● Written instruction:
Would you extract the whole listing below and retype it exactly?

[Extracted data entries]

###

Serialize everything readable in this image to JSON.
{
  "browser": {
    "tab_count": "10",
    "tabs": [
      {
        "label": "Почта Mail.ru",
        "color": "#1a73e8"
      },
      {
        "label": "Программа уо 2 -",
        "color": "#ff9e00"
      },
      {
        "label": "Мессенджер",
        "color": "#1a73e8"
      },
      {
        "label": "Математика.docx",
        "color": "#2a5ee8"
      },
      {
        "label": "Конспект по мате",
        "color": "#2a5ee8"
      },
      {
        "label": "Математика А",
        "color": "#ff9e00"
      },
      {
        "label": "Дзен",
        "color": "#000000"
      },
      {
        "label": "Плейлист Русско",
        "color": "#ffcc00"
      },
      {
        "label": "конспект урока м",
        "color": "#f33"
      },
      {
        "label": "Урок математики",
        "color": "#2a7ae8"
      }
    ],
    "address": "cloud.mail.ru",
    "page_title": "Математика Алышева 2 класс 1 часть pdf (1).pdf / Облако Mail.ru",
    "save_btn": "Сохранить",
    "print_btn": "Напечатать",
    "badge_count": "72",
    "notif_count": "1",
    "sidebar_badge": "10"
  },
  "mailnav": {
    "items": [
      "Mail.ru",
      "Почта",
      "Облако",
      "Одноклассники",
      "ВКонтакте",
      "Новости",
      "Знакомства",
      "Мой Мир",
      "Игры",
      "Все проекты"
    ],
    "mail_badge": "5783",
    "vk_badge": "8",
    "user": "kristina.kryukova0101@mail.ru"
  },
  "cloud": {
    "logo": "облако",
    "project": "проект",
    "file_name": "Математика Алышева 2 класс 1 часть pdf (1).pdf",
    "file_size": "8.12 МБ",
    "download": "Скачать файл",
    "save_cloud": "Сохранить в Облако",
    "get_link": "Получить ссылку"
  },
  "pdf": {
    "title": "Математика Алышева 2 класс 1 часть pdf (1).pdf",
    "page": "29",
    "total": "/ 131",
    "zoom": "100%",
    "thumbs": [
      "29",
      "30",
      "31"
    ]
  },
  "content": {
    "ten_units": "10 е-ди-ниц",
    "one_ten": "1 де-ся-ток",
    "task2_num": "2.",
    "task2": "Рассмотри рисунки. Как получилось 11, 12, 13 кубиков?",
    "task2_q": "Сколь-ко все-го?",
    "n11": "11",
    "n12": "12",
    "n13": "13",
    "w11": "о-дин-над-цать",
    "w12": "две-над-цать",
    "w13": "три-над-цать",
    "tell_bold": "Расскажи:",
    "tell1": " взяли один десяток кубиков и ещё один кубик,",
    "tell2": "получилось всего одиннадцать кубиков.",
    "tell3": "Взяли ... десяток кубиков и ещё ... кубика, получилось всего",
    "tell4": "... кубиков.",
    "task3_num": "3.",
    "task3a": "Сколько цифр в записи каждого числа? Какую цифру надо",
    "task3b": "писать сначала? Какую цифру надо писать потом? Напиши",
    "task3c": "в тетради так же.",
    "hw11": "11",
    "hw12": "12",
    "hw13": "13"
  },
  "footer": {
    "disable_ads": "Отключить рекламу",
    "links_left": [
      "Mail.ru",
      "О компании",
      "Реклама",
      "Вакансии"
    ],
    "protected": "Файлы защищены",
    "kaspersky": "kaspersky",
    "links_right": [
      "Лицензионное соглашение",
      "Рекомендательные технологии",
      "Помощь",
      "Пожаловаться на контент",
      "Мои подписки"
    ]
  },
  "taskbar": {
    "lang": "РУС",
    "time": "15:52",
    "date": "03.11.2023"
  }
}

###

● Output of the task:
Serialize everything readable in this image to JSON.
{
  "browser": {
    "tab_count": "10",
    "tabs": [
      {
        "label": "Почта Mail.ru",
        "color": "#1a73e8"
      },
      {
        "label": "Программа уо 2 -",
        "color": "#ff9e00"
      },
      {
        "label": "Мессенджер",
        "color": "#1a73e8"
      },
      {
        "label": "Математика.docx",
        "color": "#2a5ee8"
      },
      {
        "label": "Конспект по мате",
        "color": "#2a5ee8"
      },
      {
        "label": "Математика А",
        "color": "#ff9e00"
      },
      {
        "label": "Дзен",
        "color": "#000000"
      },
      {
        "label": "Плейлист Русско",
        "color": "#ffcc00"
      },
      {
        "label": "конспект урока м",
        "color": "#f33"
      },
      {
        "label": "Урок математики",
        "color": "#2a7ae8"
      }
    ],
    "address": "cloud.mail.ru",
    "page_title": "Математика Алышева 2 класс 1 часть pdf (1).pdf / Облако Mail.ru",
    "save_btn": "Сохранить",
    "print_btn": "Напечатать",
    "badge_count": "72",
    "notif_count": "1",
    "sidebar_badge": "10"
  },
  "mailnav": {
    "items": [
      "Mail.ru",
      "Почта",
      "Облако",
      "Одноклассники",
      "ВКонтакте",
      "Новости",
      "Знакомства",
      "Мой Мир",
      "Игры",
      "Все проекты"
    ],
    "mail_badge": "5783",
    "vk_badge": "8",
    "user": "kristina.kryukova0101@mail.ru"
  },
  "cloud": {
    "logo": "облако",
    "project": "проект",
    "file_name": "Математика Алышева 2 класс 1 часть pdf (1).pdf",
    "file_size": "8.12 МБ",
    "download": "Скачать файл",
    "save_cloud": "Сохранить в Облако",
    "get_link": "Получить ссылку"
  },
  "pdf": {
    "title": "Математика Алышева 2 класс 1 часть pdf (1).pdf",
    "page": "29",
    "total": "/ 131",
    "zoom": "100%",
    "thumbs": [
      "29",
      "30",
      "31"
    ]
  },
  "content": {
    "ten_units": "10 е-ди-ниц",
    "one_ten": "1 де-ся-ток",
    "task2_num": "2.",
    "task2": "Рассмотри рисунки. Как получилось 11, 12, 13 кубиков?",
    "task2_q": "Сколь-ко все-го?",
    "n11": "11",
    "n12": "12",
    "n13": "13",
    "w11": "о-дин-над-цать",
    "w12": "две-над-цать",
    "w13": "три-над-цать",
    "tell_bold": "Расскажи:",
    "tell1": " взяли один десяток кубиков и ещё один кубик,",
    "tell2": "получилось всего одиннадцать кубиков.",
    "tell3": "Взяли ... десяток кубиков и ещё ... кубика, получилось всего",
    "tell4": "... кубиков.",
    "task3_num": "3.",
    "task3a": "Сколько цифр в записи каждого числа? Какую цифру надо",
    "task3b": "писать сначала? Какую цифру надо писать потом? Напиши",
    "task3c": "в тетради так же.",
    "hw11": "11",
    "hw12": "12",
    "hw13": "13"
  },
  "footer": {
    "disable_ads": "Отключить рекламу",
    "links_left": [
      "Mail.ru",
      "О компании",
      "Реклама",
      "Вакансии"
    ],
    "protected": "Файлы защищены",
    "kaspersky": "kaspersky",
    "links_right": [
      "Лицензионное соглашение",
      "Рекомендательные технологии",
      "Помощь",
      "Пожаловаться на контент",
      "Мои подписки"
    ]
  },
  "taskbar": {
    "lang": "РУС",
    "time": "15:52",
    "date": "03.11.2023"
  }
}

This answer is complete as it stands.